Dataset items
........

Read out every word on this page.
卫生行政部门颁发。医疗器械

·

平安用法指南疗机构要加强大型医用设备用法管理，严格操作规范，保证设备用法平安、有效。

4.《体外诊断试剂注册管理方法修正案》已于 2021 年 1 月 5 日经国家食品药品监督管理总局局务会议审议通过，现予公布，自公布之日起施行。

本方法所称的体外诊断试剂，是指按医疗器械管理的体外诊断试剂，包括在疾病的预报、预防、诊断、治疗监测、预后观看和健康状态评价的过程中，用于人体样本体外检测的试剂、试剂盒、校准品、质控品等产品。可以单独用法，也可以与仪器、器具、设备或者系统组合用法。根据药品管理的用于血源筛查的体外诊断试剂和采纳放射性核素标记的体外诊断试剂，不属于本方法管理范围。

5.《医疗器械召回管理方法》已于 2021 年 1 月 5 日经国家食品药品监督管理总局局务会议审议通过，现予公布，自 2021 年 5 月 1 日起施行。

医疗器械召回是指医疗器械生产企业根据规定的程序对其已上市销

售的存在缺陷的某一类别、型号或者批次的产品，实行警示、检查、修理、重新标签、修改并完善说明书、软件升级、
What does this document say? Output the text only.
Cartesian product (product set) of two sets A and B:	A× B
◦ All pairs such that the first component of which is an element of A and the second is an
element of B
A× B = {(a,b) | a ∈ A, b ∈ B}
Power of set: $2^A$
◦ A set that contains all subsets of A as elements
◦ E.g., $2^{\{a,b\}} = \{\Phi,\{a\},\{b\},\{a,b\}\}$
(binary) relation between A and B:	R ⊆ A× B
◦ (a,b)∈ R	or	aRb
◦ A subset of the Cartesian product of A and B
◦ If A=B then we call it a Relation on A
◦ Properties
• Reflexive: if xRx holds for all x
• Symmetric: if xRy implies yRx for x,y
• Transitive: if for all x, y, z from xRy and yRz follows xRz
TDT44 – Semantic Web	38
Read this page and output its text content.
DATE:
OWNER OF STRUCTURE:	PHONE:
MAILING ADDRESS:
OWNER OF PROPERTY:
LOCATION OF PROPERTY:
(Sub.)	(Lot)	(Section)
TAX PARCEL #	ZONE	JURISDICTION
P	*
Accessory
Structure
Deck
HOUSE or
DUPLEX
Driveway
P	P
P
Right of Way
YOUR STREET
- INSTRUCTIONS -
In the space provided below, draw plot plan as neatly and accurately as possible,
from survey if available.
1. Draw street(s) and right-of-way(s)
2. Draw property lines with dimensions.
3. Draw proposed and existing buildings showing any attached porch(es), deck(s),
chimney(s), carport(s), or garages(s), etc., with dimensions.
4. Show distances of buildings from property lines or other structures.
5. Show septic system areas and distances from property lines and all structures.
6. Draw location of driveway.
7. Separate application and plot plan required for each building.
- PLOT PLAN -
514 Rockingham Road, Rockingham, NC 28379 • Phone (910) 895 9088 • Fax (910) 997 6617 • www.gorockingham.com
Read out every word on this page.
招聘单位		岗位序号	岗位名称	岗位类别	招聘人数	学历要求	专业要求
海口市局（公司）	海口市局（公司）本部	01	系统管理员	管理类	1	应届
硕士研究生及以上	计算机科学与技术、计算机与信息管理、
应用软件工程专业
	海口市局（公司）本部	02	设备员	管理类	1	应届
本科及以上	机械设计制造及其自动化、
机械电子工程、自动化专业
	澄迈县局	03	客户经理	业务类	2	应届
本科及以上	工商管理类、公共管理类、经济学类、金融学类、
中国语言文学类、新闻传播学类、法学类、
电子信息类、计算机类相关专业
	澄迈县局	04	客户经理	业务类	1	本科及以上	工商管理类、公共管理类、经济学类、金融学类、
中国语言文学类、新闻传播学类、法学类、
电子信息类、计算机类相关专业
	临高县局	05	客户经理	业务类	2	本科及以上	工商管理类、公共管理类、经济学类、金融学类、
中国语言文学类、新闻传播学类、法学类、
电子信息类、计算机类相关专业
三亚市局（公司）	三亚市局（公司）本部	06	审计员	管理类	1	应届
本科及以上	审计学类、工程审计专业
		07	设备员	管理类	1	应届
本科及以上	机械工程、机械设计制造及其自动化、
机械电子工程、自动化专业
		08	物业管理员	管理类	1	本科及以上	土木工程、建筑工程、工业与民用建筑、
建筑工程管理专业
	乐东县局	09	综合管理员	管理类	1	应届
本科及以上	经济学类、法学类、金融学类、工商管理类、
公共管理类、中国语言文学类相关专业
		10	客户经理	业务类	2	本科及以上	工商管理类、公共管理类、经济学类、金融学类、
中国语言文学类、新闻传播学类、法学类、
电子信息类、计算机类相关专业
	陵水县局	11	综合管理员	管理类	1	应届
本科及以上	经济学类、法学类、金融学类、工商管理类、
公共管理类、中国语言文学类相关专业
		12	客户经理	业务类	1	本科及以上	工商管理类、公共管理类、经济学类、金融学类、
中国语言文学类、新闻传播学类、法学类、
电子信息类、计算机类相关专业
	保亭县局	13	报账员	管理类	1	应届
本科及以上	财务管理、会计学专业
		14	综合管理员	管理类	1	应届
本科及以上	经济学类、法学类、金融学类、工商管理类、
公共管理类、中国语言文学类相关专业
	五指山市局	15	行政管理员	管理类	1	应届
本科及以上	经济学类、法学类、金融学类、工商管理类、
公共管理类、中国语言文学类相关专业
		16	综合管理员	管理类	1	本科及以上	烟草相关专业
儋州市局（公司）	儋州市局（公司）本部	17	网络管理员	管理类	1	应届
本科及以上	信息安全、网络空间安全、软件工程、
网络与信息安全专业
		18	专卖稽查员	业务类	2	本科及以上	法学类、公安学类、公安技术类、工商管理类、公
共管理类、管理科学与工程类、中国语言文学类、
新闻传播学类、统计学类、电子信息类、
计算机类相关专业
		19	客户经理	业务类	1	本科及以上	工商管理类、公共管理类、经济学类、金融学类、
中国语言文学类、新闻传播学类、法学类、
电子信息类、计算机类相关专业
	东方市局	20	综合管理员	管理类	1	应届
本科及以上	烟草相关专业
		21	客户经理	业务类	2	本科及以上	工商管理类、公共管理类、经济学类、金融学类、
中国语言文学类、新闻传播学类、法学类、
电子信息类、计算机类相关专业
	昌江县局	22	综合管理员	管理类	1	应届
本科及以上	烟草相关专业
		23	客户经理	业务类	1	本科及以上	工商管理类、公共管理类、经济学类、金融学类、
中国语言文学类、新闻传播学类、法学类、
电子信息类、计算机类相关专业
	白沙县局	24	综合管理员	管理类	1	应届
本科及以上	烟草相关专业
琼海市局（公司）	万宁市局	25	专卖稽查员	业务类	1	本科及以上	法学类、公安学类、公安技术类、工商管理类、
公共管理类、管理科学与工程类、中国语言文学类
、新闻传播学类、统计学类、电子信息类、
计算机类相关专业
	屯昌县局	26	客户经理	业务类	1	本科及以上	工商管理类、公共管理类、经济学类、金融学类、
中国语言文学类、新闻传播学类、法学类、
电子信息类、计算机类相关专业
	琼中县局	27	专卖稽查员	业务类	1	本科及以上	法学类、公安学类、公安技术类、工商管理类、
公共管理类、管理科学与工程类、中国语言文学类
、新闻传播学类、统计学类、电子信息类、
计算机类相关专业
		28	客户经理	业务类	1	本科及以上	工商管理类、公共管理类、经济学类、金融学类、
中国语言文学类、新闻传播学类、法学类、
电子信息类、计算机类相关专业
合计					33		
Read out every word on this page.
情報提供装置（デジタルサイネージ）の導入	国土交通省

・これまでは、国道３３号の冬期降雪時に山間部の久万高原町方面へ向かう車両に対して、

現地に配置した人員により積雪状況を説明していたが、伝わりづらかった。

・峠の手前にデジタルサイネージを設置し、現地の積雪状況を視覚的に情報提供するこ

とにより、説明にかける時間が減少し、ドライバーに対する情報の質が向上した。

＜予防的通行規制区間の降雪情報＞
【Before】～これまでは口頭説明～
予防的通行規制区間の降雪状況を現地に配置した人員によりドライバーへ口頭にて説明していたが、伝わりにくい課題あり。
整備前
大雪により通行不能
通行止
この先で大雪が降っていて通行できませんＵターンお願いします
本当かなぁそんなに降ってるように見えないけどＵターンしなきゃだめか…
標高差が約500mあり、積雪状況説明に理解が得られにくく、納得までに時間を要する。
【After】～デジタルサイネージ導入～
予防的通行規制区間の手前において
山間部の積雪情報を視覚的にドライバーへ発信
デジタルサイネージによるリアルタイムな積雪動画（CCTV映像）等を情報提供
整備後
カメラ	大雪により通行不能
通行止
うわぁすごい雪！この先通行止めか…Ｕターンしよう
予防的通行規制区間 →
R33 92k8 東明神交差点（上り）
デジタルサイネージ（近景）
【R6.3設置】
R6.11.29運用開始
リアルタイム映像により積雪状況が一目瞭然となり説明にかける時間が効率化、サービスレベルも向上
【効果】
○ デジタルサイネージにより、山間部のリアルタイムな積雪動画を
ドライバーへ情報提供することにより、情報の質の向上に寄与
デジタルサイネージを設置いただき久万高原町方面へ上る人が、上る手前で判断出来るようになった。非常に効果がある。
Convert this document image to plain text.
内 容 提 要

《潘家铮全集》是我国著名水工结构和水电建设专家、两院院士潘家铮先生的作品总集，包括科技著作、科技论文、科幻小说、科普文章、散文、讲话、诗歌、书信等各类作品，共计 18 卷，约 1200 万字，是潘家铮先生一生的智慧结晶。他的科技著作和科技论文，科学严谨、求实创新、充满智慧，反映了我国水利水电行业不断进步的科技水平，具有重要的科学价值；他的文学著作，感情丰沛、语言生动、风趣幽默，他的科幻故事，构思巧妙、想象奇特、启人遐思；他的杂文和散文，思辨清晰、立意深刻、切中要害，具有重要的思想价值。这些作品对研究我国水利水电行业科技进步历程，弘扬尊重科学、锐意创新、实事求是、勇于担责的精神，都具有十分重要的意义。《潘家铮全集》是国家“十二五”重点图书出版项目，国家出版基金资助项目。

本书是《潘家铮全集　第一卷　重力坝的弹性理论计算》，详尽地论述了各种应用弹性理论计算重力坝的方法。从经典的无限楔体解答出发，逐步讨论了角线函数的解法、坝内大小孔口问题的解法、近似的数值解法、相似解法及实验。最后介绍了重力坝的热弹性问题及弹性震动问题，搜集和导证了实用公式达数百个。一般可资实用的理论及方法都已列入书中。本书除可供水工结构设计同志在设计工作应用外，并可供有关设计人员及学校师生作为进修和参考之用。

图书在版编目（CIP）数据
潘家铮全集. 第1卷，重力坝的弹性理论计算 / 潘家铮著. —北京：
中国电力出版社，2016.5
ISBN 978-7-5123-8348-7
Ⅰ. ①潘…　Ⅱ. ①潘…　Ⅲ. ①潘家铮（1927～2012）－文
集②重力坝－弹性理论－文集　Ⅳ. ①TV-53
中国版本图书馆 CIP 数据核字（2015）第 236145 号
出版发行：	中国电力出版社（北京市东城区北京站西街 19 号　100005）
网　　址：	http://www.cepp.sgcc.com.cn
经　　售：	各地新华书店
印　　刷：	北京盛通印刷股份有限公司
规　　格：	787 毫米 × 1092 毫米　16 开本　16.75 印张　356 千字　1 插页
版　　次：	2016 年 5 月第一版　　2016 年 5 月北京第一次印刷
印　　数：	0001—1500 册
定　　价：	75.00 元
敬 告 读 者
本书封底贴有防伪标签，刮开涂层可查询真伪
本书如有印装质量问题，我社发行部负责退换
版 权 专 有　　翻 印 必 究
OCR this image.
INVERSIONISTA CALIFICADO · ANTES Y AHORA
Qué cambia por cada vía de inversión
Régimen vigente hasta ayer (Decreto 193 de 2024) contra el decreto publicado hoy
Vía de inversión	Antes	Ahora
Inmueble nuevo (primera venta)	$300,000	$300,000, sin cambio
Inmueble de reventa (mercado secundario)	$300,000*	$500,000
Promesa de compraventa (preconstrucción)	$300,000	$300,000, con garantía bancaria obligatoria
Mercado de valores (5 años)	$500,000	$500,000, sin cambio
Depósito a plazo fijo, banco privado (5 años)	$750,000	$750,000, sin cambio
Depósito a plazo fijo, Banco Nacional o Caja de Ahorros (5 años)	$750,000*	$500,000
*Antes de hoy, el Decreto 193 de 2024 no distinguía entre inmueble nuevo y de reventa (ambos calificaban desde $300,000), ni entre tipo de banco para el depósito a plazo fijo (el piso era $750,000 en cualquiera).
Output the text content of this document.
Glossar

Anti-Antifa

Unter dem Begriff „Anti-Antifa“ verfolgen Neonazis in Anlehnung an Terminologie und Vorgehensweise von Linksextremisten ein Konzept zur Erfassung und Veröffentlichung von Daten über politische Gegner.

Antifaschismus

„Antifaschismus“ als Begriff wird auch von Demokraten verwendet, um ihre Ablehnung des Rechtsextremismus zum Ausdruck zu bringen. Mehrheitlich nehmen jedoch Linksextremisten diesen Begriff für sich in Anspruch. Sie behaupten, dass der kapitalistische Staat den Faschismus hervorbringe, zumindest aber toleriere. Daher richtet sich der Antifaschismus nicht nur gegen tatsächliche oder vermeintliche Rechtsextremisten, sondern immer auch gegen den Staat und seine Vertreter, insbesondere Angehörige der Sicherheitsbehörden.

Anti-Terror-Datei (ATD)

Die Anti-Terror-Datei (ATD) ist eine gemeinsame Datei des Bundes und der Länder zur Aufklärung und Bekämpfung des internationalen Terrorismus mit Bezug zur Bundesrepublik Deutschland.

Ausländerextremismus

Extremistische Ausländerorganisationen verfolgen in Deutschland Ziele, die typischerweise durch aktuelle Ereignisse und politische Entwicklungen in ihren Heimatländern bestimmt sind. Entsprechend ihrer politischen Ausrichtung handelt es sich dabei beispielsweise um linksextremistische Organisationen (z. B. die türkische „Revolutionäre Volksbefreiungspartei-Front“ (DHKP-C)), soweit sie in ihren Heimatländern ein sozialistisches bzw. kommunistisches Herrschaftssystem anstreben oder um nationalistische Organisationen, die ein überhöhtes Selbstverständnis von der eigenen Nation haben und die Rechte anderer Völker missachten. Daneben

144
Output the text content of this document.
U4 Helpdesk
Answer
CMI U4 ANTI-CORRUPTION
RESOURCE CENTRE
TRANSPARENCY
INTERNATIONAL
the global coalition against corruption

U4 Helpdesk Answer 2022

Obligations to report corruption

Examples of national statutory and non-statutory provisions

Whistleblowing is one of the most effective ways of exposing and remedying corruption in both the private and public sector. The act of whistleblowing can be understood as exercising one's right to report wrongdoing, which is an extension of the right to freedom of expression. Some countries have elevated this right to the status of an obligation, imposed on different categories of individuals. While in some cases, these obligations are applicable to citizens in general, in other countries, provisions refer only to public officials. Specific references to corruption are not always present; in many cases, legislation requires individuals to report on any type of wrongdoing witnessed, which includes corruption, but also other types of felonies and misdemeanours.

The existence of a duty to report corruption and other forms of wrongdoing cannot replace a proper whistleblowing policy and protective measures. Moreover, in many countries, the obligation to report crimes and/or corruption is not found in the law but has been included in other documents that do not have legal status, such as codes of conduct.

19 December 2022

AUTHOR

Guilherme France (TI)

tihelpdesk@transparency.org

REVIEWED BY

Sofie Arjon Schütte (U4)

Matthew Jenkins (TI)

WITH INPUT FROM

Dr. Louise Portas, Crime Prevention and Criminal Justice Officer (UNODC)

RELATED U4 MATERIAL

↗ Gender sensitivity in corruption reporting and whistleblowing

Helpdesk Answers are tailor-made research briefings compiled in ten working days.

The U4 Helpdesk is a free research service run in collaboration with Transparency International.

........

● EXERCISE TASK: Of all the lines in the data above, state how many include "which". Say only the number.

● TASK ANSWER: 2